**What is required:** Where the word "color" occurs in a line, return that line.
BEGIN Provided information
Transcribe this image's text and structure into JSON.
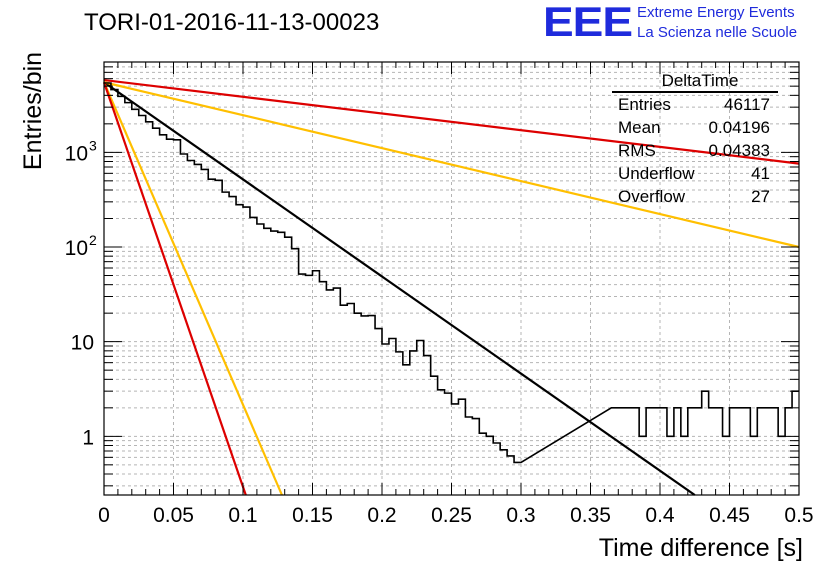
{
  "title": "TORI-01-2016-11-13-00023",
  "logo": {
    "mark": "EEE",
    "line1": "Extreme Energy Events",
    "line2": "La Scienza nelle Scuole",
    "color": "#1f2bdc"
  },
  "stats": {
    "name": "DeltaTime",
    "rows": [
      {
        "label": "Entries",
        "value": "46117"
      },
      {
        "label": "Mean",
        "value": "0.04196"
      },
      {
        "label": "RMS",
        "value": "0.04383"
      },
      {
        "label": "Underflow",
        "value": "41"
      },
      {
        "label": "Overflow",
        "value": "27"
      }
    ]
  },
  "chart_data": {
    "type": "line",
    "title": "TORI-01-2016-11-13-00023",
    "xlabel": "Time difference [s]",
    "ylabel": "Entries/bin",
    "x_scale": "linear",
    "y_scale": "log",
    "xlim": [
      0,
      0.5
    ],
    "ylim": [
      0.24,
      9000
    ],
    "grid": true,
    "legend": "stats box top-right",
    "x_ticks": [
      {
        "value": 0,
        "label": "0"
      },
      {
        "value": 0.05,
        "label": "0.05"
      },
      {
        "value": 0.1,
        "label": "0.1"
      },
      {
        "value": 0.15,
        "label": "0.15"
      },
      {
        "value": 0.2,
        "label": "0.2"
      },
      {
        "value": 0.25,
        "label": "0.25"
      },
      {
        "value": 0.3,
        "label": "0.3"
      },
      {
        "value": 0.35,
        "label": "0.35"
      },
      {
        "value": 0.4,
        "label": "0.4"
      },
      {
        "value": 0.45,
        "label": "0.45"
      },
      {
        "value": 0.5,
        "label": "0.5"
      }
    ],
    "y_ticks": [
      {
        "value": 1,
        "label": "1",
        "sup": ""
      },
      {
        "value": 10,
        "label": "10",
        "sup": ""
      },
      {
        "value": 100,
        "label": "10",
        "sup": "2"
      },
      {
        "value": 1000,
        "label": "10",
        "sup": "3"
      }
    ],
    "histogram": {
      "color": "#000000",
      "bin_width": 0.005,
      "counts": [
        5400,
        4600,
        3900,
        3350,
        2850,
        2450,
        2100,
        1800,
        1530,
        1310,
        1130,
        960,
        820,
        710,
        600,
        520,
        440,
        380,
        325,
        280,
        240,
        205,
        175,
        150,
        128,
        110,
        94,
        80,
        69,
        59,
        51,
        43,
        37,
        32,
        27,
        23,
        20,
        17,
        14.5,
        12.5,
        10.5,
        9,
        7.8,
        6.7,
        5.7,
        4.9,
        4.2,
        3.6,
        3.1,
        2.6,
        2.2,
        1.9,
        1.6,
        1.4,
        1.2,
        1.0,
        0.85,
        0.72,
        0.62,
        0.53
      ],
      "noise": [
        1.0,
        1.0,
        1.0,
        1.0,
        1.0,
        1.0,
        1.0,
        1.0,
        1.0,
        1.05,
        1.2,
        1.0,
        1.0,
        1.05,
        1.1,
        1.0,
        1.15,
        1.0,
        1.05,
        1.0,
        1.1,
        1.0,
        1.0,
        1.05,
        1.15,
        1.3,
        1.35,
        1.2,
        0.75,
        0.85,
        1.1,
        1.0,
        0.95,
        1.15,
        0.9,
        1.1,
        1.0,
        1.1,
        1.3,
        1.1,
        0.9,
        1.2,
        1.0,
        0.85,
        1.4,
        2.1,
        1.7,
        1.2,
        1.0,
        1.1,
        1.0,
        1.3,
        1.0,
        1.1,
        0.9,
        1.0,
        1.0,
        1.0,
        1.0,
        1.0
      ]
    },
    "tail_bins": [
      {
        "x": 0.365,
        "count": 2
      },
      {
        "x": 0.37,
        "count": 2
      },
      {
        "x": 0.375,
        "count": 2
      },
      {
        "x": 0.38,
        "count": 2
      },
      {
        "x": 0.385,
        "count": 1
      },
      {
        "x": 0.39,
        "count": 2
      },
      {
        "x": 0.395,
        "count": 2
      },
      {
        "x": 0.4,
        "count": 2
      },
      {
        "x": 0.405,
        "count": 1
      },
      {
        "x": 0.41,
        "count": 2
      },
      {
        "x": 0.415,
        "count": 1
      },
      {
        "x": 0.42,
        "count": 2
      },
      {
        "x": 0.425,
        "count": 2
      },
      {
        "x": 0.43,
        "count": 3
      },
      {
        "x": 0.435,
        "count": 2
      },
      {
        "x": 0.44,
        "count": 2
      },
      {
        "x": 0.445,
        "count": 1
      },
      {
        "x": 0.45,
        "count": 2
      },
      {
        "x": 0.455,
        "count": 2
      },
      {
        "x": 0.46,
        "count": 2
      },
      {
        "x": 0.465,
        "count": 1
      },
      {
        "x": 0.47,
        "count": 2
      },
      {
        "x": 0.475,
        "count": 2
      },
      {
        "x": 0.48,
        "count": 2
      },
      {
        "x": 0.485,
        "count": 1
      },
      {
        "x": 0.49,
        "count": 2
      },
      {
        "x": 0.495,
        "count": 3
      }
    ],
    "fits": [
      {
        "color": "#000000",
        "y0": 5500,
        "x_end": 0.425,
        "y_end": 0.24
      },
      {
        "color": "#dd0000",
        "y0": 5800,
        "x_end": 0.5,
        "y_end": 760
      },
      {
        "color": "#ffbf00",
        "y0": 5500,
        "x_end": 0.5,
        "y_end": 100
      },
      {
        "color": "#ffbf00",
        "y0": 5500,
        "x_end": 0.128,
        "y_end": 0.24
      },
      {
        "color": "#dd0000",
        "y0": 5500,
        "x_end": 0.102,
        "y_end": 0.24
      }
    ]
  }
}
END Provided information
**Solution for this task:**
    "color": "#1f2bdc"
      "color": "#000000",
        "color": "#000000",
        "color": "#dd0000",
        "color": "#ffbf00",
        "color": "#ffbf00",
        "color": "#dd0000",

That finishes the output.